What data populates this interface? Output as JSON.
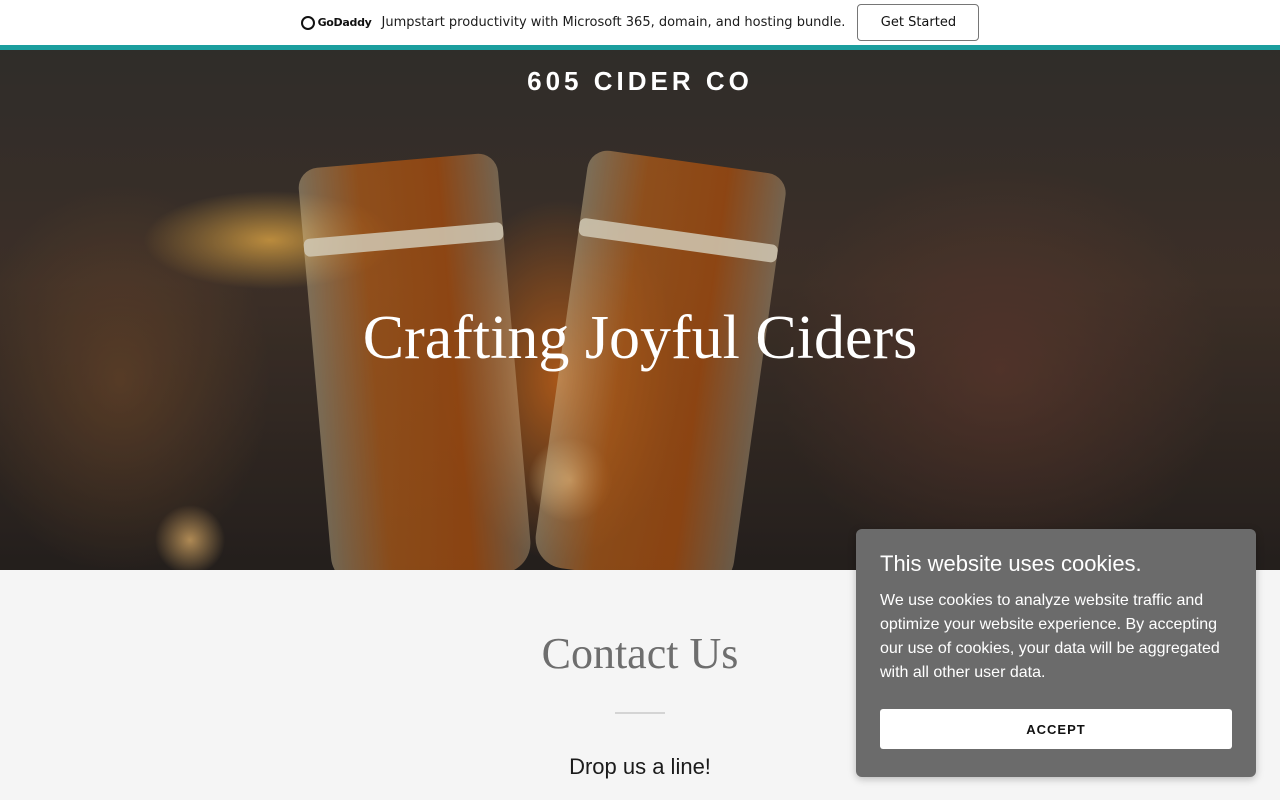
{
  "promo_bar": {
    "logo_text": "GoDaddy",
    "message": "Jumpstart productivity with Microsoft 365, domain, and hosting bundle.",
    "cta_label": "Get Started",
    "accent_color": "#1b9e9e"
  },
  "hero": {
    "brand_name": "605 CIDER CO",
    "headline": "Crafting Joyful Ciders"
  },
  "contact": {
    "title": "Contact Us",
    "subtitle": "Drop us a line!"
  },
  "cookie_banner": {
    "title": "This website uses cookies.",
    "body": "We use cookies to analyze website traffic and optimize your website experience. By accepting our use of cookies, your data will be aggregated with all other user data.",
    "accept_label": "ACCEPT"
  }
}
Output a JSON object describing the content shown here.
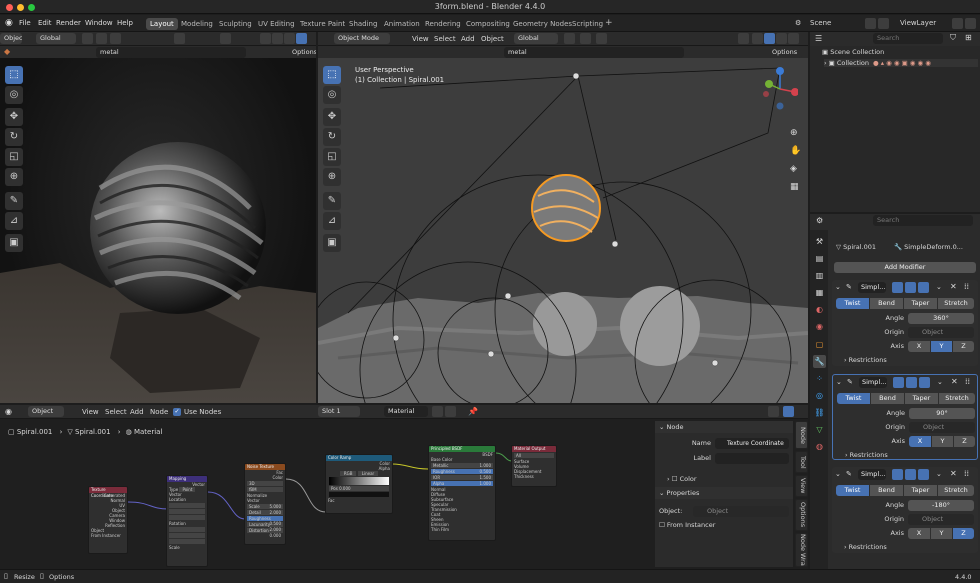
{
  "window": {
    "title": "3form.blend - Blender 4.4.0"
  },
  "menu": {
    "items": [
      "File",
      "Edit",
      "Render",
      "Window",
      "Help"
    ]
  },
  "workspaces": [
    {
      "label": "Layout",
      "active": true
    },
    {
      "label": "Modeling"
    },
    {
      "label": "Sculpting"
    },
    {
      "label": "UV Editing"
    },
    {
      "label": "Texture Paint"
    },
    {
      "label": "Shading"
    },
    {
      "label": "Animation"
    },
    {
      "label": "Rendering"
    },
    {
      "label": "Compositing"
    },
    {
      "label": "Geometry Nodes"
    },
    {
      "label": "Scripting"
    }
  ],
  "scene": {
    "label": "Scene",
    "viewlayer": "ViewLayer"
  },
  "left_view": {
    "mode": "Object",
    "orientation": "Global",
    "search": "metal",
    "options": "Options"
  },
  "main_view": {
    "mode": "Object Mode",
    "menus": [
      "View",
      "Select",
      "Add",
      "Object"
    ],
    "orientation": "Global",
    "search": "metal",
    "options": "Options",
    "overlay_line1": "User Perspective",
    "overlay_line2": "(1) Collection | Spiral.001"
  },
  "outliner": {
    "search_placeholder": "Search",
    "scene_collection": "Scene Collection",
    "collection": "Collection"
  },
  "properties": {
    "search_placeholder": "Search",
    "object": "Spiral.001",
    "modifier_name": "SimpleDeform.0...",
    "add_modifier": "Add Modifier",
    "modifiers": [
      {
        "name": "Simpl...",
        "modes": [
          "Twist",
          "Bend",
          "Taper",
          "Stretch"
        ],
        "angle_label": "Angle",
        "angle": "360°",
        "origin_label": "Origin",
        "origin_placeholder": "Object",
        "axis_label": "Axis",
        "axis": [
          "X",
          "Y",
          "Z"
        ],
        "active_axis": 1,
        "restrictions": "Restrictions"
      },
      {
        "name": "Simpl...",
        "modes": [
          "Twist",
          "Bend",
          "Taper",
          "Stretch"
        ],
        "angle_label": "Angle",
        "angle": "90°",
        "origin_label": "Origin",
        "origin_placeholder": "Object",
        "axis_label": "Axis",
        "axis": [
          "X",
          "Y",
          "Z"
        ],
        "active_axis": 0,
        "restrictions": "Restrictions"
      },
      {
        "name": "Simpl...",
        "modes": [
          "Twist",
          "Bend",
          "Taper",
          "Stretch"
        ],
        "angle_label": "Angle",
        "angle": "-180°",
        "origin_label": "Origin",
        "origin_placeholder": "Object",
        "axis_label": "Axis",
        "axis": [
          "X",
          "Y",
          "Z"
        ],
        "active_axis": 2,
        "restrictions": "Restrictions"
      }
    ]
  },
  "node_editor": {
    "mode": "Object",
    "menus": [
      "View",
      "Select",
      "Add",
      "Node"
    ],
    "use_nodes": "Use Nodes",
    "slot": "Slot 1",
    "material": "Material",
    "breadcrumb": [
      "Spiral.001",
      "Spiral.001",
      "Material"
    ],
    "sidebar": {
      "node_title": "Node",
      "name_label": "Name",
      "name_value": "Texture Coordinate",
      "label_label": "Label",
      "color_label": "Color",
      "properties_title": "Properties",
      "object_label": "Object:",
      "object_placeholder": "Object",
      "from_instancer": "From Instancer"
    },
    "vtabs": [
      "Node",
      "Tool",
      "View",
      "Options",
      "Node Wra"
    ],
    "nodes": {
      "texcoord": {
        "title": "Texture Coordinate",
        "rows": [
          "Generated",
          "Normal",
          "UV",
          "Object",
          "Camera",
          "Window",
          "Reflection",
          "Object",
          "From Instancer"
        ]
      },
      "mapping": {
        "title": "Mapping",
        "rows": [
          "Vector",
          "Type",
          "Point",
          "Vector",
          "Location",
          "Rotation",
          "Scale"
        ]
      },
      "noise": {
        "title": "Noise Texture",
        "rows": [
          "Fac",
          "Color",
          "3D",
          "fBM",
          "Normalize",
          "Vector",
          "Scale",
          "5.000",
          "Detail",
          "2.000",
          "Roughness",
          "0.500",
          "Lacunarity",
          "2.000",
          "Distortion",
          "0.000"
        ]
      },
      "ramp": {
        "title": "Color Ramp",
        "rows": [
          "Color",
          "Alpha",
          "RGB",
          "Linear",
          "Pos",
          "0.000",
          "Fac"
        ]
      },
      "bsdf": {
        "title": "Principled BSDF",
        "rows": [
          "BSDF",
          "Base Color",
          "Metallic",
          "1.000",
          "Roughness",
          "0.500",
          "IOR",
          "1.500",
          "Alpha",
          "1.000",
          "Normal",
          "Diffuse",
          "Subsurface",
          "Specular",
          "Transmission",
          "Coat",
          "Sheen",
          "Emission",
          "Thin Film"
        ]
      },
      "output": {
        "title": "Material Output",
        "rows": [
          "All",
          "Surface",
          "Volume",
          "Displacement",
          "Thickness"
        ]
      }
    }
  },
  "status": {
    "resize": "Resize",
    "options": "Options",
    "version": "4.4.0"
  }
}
--
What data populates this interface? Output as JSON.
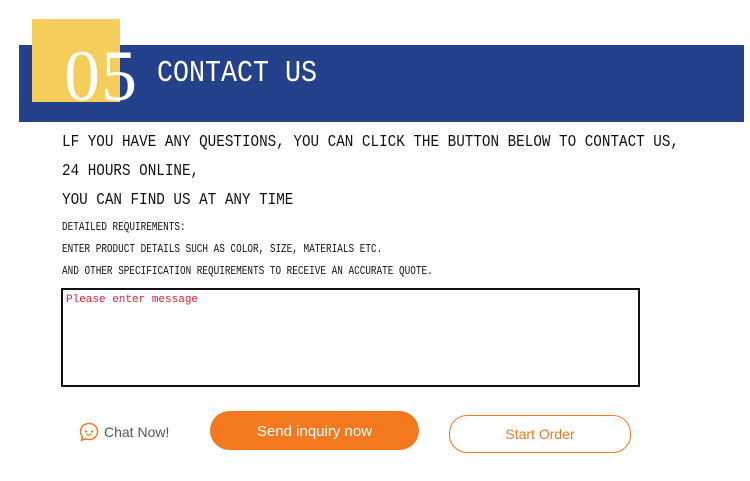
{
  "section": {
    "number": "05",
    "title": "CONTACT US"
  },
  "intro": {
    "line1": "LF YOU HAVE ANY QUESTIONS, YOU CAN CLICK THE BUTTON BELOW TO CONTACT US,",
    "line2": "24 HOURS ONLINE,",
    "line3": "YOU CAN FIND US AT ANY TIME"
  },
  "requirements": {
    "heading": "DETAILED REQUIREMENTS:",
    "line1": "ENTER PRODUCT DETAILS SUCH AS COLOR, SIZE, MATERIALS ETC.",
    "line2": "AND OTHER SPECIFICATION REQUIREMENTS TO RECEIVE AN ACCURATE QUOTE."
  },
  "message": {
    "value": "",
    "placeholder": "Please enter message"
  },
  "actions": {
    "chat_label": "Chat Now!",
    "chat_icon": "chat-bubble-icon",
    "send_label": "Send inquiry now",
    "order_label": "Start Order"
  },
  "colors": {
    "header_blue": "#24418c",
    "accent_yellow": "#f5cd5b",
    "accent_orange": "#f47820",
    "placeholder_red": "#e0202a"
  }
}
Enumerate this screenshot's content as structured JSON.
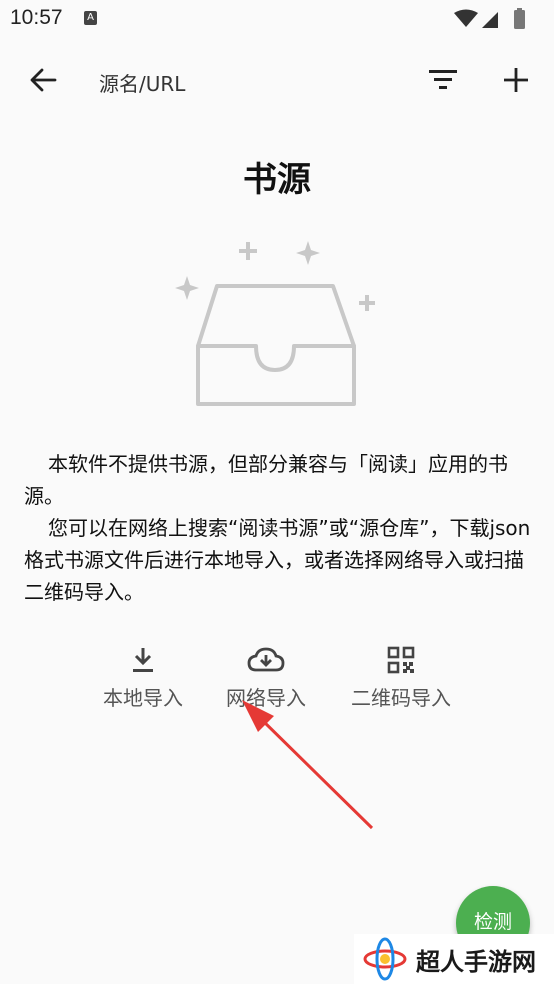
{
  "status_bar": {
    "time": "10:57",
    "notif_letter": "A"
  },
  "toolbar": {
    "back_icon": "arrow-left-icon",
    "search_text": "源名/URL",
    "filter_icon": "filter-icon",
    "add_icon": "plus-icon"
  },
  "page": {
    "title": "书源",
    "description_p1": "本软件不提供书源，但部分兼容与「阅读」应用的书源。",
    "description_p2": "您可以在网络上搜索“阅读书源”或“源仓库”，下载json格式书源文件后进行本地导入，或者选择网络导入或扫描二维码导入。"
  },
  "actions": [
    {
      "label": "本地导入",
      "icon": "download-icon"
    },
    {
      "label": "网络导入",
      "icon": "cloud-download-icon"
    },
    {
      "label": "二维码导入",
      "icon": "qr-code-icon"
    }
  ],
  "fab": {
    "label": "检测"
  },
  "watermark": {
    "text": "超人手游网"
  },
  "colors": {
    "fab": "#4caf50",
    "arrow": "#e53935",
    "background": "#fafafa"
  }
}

Work to do →
Find the lines of the material that hold the word "cookies" and report their count alone.

Result of the task →
2